• TASK OBJECTIVE:
What lines in the entries below contain the word "preferred"? Copy all of them.

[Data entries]
######

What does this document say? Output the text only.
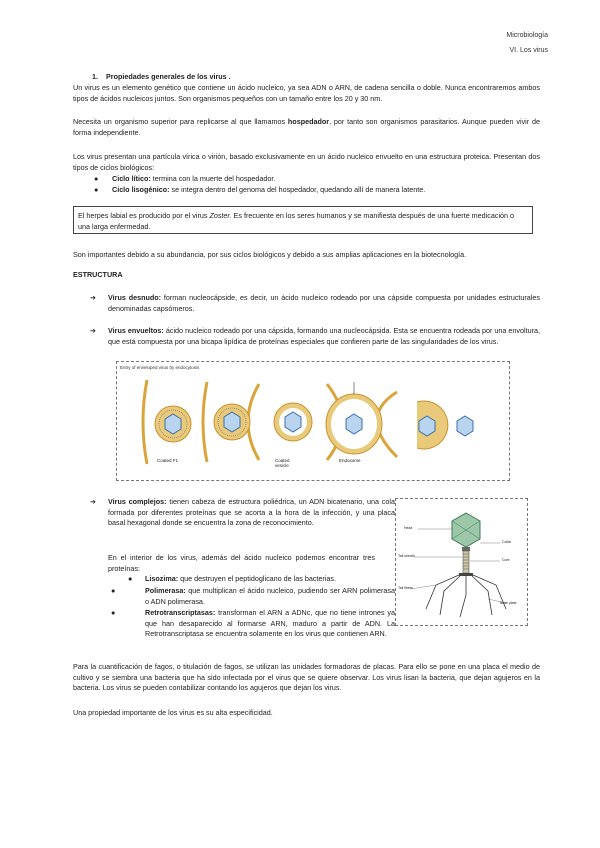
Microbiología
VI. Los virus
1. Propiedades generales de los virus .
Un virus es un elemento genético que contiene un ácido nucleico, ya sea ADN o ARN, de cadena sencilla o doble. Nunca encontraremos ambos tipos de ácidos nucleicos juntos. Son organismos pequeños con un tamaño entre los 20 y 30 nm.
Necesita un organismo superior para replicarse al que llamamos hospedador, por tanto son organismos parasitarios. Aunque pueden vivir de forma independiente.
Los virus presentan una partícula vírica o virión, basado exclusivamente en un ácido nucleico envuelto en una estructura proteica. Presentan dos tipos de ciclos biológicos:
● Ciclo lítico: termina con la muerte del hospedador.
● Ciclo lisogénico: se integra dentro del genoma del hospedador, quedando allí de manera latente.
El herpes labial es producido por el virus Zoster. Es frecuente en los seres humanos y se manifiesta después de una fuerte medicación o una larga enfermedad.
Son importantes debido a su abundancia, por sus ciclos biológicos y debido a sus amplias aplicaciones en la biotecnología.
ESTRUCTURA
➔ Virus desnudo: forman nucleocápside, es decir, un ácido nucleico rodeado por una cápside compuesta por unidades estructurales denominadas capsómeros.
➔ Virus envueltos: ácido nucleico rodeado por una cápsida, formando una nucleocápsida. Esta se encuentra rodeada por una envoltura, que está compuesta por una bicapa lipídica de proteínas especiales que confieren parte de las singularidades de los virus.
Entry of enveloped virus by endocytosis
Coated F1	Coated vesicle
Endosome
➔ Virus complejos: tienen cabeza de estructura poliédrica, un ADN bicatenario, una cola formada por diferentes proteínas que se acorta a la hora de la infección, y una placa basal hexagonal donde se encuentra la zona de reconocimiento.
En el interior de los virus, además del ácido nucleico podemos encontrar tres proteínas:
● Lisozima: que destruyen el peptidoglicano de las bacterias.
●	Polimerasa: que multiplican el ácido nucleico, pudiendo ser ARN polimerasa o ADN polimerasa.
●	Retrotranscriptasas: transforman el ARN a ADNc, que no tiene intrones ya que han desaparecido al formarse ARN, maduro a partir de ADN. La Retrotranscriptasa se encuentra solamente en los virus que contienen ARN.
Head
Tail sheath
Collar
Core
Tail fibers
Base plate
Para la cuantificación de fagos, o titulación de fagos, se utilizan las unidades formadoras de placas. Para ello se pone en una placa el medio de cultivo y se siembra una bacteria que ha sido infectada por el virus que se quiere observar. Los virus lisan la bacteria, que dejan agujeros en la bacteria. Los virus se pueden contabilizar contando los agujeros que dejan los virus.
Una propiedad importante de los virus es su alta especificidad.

######

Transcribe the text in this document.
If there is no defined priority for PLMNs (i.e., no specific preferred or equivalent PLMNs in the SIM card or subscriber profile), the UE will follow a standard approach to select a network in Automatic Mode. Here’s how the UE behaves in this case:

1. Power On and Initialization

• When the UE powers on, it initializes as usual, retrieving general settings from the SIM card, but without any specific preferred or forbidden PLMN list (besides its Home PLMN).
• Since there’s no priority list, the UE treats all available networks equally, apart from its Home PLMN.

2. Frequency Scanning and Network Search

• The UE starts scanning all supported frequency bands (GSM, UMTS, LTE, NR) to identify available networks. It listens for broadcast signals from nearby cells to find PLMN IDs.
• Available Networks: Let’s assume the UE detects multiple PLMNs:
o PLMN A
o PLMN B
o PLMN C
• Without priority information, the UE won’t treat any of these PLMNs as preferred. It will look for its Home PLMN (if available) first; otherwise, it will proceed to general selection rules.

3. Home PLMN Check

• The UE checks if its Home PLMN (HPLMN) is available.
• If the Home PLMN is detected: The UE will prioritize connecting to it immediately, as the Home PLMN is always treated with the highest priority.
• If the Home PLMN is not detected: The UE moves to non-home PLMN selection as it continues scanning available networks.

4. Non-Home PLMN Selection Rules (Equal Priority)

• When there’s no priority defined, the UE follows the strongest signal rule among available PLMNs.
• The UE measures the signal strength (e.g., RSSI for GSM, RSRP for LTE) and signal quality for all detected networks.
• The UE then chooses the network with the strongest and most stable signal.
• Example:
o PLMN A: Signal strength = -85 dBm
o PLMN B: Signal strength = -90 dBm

######

• THE ANSWER:
If there is no defined priority for PLMNs (i.e., no specific preferred or equivalent PLMNs in the SIM card or subscriber profile), the UE will follow a standard approach to select a network in Automatic Mode. Here’s how the UE behaves in this case:
• When the UE powers on, it initializes as usual, retrieving general settings from the SIM card, but without any specific preferred or forbidden PLMN list (besides its Home PLMN).
• Without priority information, the UE won’t treat any of these PLMNs as preferred. It will look for its Home PLMN (if available) first; otherwise, it will proceed to general selection rules.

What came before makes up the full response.